▶ **THE REQUEST**
Which lines hold the string "бюджетным"? Copy every one of them.

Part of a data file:

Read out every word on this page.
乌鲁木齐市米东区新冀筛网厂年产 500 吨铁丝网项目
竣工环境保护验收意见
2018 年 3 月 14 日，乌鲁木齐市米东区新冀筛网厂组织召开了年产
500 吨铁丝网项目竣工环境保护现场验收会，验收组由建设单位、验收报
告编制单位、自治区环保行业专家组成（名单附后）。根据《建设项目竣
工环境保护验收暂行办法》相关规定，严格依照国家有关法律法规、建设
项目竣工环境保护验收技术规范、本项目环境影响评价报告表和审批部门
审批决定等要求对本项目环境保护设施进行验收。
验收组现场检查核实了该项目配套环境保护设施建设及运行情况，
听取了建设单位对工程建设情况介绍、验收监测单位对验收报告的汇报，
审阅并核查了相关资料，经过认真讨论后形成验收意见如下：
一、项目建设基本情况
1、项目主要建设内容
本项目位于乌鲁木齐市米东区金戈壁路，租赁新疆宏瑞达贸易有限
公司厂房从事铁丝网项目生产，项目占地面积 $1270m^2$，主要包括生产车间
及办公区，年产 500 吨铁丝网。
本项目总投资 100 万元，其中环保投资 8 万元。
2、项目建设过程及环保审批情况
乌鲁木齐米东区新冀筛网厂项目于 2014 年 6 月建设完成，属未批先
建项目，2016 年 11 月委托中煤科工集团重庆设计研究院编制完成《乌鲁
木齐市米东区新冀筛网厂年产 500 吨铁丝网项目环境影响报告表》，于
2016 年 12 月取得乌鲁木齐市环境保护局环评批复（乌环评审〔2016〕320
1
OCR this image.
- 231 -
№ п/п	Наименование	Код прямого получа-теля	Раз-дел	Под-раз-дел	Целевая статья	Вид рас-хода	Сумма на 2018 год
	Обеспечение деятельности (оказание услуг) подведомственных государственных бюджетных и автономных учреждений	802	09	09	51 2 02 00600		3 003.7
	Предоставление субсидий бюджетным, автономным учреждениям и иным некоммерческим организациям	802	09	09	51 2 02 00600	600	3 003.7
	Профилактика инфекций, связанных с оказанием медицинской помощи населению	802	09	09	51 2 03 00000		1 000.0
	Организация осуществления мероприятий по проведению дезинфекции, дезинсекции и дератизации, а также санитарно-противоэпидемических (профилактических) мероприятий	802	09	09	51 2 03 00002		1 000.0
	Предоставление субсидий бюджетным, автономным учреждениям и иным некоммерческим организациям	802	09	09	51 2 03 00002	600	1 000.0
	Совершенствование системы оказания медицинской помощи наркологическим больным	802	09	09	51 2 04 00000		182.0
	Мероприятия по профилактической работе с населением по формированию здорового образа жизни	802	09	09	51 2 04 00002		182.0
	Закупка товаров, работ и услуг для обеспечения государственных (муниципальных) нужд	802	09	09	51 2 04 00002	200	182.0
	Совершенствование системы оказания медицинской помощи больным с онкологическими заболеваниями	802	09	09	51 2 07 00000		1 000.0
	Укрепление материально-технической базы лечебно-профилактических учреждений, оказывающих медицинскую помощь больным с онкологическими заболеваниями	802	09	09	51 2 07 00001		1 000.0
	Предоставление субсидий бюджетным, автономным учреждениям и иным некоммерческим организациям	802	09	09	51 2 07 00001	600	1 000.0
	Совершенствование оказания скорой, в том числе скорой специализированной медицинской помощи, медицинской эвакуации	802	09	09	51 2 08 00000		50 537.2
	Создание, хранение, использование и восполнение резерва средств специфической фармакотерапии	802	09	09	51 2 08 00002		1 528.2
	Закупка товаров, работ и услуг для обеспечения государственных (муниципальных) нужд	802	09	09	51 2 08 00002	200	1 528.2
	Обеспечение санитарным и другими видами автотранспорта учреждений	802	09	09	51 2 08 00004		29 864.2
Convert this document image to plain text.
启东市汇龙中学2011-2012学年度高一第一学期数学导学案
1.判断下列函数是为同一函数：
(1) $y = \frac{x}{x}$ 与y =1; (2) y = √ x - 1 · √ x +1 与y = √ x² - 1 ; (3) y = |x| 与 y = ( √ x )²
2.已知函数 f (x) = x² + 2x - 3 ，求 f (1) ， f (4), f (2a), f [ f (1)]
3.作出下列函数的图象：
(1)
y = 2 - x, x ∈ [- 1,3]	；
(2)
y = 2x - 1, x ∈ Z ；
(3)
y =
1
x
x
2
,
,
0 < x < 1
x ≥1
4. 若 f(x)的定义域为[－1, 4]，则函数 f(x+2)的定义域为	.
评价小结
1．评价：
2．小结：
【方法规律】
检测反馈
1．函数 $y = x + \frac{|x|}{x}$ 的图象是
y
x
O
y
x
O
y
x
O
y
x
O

▶ **TASK SOLUTION**
	Предоставление субсидий бюджетным, автономным учреждениям и иным некоммерческим организациям	802	09	09	51 2 02 00600	600	3 003.7
	Предоставление субсидий бюджетным, автономным учреждениям и иным некоммерческим организациям	802	09	09	51 2 03 00002	600	1 000.0
	Предоставление субсидий бюджетным, автономным учреждениям и иным некоммерческим организациям	802	09	09	51 2 07 00001	600	1 000.0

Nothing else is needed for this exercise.